TASK: Type the records out again in full, exactly.

┌──

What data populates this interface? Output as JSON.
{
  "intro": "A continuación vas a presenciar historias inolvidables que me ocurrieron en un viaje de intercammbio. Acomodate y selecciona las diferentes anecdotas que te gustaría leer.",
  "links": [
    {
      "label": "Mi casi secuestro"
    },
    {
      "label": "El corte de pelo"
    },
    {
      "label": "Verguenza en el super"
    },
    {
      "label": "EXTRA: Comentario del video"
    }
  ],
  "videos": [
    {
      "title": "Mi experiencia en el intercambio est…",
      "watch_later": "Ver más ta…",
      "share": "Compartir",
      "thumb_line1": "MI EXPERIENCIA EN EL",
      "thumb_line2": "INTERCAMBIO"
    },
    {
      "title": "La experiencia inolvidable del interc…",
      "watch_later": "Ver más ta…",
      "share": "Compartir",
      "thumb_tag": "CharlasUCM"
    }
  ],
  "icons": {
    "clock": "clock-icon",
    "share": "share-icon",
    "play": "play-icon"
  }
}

└──

FINAL RESULT:
What data populates this interface? Output as JSON.
{
  "intro": "A continuación vas a presenciar historias inolvidables que me ocurrieron en un viaje de intercammbio. Acomodate y selecciona las diferentes anecdotas que te gustaría leer.",
  "links": [
    {
      "label": "Mi casi secuestro"
    },
    {
      "label": "El corte de pelo"
    },
    {
      "label": "Verguenza en el super"
    },
    {
      "label": "EXTRA: Comentario del video"
    }
  ],
  "videos": [
    {
      "title": "Mi experiencia en el intercambio est…",
      "watch_later": "Ver más ta…",
      "share": "Compartir",
      "thumb_line1": "MI EXPERIENCIA EN EL",
      "thumb_line2": "INTERCAMBIO"
    },
    {
      "title": "La experiencia inolvidable del interc…",
      "watch_later": "Ver más ta…",
      "share": "Compartir",
      "thumb_tag": "CharlasUCM"
    }
  ],
  "icons": {
    "clock": "clock-icon",
    "share": "share-icon",
    "play": "play-icon"
  }
}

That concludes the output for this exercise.